═══ Recorded information

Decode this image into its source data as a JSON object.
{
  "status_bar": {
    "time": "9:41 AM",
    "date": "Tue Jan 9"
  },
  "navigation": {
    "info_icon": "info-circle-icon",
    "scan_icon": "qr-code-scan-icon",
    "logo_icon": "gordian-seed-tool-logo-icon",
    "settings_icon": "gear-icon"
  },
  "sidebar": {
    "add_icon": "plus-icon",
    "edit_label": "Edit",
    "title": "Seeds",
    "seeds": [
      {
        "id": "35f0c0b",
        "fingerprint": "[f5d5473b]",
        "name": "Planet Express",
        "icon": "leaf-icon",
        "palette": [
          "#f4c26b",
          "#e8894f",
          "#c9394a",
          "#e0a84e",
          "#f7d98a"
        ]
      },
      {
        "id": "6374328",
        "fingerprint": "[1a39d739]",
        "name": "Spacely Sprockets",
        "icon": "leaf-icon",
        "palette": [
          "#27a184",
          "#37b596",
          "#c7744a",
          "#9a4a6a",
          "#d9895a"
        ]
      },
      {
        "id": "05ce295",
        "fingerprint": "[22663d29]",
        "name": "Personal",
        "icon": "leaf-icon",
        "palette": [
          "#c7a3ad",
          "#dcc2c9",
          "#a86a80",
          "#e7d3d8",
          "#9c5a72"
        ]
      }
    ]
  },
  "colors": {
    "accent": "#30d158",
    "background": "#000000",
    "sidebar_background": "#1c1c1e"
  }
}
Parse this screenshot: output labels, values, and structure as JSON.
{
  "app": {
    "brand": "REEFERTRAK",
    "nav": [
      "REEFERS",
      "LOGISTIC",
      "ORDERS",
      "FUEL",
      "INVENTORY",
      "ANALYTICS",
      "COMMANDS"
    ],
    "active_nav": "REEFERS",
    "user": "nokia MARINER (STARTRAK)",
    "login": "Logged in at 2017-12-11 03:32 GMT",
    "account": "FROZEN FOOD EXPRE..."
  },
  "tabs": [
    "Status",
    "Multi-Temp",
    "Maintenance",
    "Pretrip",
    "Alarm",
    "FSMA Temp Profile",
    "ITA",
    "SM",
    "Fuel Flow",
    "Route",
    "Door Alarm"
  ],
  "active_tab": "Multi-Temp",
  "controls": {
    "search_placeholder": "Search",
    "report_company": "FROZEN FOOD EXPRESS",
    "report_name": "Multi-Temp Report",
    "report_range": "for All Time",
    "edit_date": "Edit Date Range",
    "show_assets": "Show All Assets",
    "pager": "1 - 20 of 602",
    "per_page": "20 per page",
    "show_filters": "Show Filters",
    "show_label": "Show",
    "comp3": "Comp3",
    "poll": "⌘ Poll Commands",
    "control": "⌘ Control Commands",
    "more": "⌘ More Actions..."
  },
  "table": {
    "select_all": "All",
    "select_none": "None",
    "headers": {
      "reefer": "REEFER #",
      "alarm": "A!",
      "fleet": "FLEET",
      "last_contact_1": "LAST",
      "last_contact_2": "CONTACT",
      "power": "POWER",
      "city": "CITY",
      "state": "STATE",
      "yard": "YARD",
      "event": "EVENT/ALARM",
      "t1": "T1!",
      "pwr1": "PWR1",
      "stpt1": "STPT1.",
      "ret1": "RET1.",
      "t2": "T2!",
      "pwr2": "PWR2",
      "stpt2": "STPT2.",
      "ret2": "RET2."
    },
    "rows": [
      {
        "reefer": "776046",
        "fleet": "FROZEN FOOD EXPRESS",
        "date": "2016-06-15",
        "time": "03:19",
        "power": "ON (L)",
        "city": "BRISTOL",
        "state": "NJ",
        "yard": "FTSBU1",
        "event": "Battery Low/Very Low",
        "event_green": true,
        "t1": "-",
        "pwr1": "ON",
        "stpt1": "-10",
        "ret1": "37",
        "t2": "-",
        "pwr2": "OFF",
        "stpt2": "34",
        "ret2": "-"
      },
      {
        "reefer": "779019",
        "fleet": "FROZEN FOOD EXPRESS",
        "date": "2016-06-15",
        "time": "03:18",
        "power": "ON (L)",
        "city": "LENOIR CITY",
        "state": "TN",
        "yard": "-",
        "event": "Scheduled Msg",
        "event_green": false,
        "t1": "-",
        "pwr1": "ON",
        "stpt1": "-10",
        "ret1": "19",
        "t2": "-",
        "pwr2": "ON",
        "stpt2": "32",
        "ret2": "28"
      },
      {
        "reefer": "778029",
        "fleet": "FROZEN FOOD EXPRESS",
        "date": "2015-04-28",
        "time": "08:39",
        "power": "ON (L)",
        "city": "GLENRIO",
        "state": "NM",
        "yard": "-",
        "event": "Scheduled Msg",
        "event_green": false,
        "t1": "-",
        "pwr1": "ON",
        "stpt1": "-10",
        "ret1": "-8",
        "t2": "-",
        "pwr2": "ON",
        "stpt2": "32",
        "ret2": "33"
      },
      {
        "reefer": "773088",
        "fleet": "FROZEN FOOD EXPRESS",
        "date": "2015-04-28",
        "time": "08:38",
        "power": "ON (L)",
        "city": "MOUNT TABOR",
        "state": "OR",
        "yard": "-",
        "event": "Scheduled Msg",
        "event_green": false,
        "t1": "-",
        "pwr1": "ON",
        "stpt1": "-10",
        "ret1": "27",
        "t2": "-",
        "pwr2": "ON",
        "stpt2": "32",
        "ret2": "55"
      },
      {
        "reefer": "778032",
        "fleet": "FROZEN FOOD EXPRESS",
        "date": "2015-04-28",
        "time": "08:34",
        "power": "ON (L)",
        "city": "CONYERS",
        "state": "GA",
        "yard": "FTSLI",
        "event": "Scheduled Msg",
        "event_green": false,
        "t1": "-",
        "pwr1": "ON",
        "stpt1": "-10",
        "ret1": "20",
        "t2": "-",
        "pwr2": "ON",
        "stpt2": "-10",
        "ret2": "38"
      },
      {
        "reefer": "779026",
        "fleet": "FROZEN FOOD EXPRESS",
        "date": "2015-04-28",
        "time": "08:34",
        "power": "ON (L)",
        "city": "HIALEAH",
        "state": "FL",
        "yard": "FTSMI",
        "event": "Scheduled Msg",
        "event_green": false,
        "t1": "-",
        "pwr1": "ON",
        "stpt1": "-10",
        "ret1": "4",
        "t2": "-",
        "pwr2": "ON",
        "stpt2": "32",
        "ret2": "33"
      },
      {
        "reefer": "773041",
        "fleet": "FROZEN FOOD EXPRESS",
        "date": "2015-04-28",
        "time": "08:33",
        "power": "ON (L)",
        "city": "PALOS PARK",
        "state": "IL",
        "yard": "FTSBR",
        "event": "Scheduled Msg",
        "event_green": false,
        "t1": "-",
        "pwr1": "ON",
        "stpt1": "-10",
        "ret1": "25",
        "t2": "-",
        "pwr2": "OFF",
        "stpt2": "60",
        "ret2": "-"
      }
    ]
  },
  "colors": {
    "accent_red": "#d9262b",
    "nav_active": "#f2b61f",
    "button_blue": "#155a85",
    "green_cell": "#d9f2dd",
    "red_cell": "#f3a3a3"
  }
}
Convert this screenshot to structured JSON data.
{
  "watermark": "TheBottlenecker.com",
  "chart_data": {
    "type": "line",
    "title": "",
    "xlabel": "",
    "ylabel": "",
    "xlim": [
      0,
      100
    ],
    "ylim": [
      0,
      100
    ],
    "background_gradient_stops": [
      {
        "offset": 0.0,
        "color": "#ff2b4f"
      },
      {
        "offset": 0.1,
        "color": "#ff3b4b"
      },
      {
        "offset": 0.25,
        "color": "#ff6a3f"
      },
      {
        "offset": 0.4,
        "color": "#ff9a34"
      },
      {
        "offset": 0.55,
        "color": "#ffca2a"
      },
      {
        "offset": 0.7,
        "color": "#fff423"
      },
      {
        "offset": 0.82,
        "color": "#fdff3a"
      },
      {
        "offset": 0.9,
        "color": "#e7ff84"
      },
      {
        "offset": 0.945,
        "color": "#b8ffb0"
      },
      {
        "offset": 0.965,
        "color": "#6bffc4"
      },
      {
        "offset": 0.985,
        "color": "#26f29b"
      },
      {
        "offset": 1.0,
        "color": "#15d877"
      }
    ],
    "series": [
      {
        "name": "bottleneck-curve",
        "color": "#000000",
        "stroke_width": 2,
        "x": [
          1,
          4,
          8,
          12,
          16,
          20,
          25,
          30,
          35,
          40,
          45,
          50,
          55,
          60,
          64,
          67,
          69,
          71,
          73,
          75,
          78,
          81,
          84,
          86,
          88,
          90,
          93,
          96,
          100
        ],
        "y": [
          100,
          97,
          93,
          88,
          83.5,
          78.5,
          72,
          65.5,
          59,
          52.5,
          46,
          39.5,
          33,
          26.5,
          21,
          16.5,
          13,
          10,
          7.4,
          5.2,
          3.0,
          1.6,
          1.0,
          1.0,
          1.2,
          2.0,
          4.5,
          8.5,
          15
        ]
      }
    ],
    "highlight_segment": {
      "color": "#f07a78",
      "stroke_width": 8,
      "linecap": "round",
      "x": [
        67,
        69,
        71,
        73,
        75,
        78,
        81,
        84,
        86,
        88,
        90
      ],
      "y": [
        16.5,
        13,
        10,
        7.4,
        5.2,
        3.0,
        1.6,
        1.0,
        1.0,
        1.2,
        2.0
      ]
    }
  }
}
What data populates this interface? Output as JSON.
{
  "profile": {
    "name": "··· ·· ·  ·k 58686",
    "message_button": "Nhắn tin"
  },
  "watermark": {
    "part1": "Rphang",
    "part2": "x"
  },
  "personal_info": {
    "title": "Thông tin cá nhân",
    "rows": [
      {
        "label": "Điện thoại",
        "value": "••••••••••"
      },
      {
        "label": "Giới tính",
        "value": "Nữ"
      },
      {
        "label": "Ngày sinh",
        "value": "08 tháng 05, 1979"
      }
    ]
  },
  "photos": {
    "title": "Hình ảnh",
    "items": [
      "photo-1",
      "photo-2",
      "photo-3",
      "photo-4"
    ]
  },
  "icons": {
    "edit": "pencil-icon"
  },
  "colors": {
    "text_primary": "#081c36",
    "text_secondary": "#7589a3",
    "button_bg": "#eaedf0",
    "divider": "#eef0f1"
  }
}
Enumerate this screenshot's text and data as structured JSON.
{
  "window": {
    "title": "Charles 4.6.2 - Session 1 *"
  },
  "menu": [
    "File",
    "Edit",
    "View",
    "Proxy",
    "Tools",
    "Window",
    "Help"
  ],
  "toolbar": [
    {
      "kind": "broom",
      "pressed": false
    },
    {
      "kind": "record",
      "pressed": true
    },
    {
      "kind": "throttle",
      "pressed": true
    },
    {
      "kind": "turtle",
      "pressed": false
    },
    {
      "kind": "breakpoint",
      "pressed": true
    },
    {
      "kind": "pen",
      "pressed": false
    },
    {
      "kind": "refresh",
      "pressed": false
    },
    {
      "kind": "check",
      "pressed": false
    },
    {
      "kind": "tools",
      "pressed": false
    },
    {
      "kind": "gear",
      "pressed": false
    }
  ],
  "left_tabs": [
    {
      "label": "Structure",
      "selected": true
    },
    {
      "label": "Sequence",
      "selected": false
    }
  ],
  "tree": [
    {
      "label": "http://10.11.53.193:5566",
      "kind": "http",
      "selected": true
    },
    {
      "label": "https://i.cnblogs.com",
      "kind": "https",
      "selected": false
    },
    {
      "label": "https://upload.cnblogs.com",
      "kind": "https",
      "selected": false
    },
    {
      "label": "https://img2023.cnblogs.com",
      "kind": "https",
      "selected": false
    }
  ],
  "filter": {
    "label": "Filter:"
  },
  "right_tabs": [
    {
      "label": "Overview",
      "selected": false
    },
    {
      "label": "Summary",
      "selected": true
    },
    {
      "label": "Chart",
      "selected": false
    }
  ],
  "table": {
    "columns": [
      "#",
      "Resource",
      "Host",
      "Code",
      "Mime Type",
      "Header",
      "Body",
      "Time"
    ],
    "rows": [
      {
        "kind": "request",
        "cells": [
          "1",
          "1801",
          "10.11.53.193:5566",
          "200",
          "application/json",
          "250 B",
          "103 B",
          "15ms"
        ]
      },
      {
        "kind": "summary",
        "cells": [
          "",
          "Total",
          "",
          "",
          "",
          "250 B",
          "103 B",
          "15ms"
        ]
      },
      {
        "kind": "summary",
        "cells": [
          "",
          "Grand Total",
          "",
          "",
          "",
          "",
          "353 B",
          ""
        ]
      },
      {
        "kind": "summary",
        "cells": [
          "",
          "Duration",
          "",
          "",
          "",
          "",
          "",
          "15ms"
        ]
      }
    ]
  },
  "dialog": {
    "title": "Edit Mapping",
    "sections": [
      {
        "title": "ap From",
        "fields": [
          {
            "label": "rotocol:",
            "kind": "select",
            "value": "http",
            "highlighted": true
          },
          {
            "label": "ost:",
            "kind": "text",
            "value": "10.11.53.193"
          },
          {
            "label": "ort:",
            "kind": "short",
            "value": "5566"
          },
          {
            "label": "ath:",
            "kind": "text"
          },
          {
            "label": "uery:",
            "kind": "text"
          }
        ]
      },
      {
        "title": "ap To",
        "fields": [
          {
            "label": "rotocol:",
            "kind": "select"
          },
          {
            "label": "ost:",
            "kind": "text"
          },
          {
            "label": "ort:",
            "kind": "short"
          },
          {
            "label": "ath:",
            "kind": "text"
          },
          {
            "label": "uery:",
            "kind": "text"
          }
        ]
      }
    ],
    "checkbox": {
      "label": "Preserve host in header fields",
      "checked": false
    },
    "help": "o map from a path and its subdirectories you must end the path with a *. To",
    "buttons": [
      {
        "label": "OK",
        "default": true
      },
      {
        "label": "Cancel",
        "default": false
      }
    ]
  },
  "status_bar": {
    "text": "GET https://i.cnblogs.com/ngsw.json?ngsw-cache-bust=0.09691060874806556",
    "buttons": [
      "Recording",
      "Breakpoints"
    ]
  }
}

══════

**Task prompt:**
Search the records above for "https". Copy each line where it is found.

**Answer to this problem:**
      "label": "https://i.cnblogs.com",
      "kind": "https",
      "label": "https://upload.cnblogs.com",
      "kind": "https",
      "label": "https://img2023.cnblogs.com",
      "kind": "https",
    "text": "GET https://i.cnblogs.com/ngsw.json?ngsw-cache-bust=0.09691060874806556",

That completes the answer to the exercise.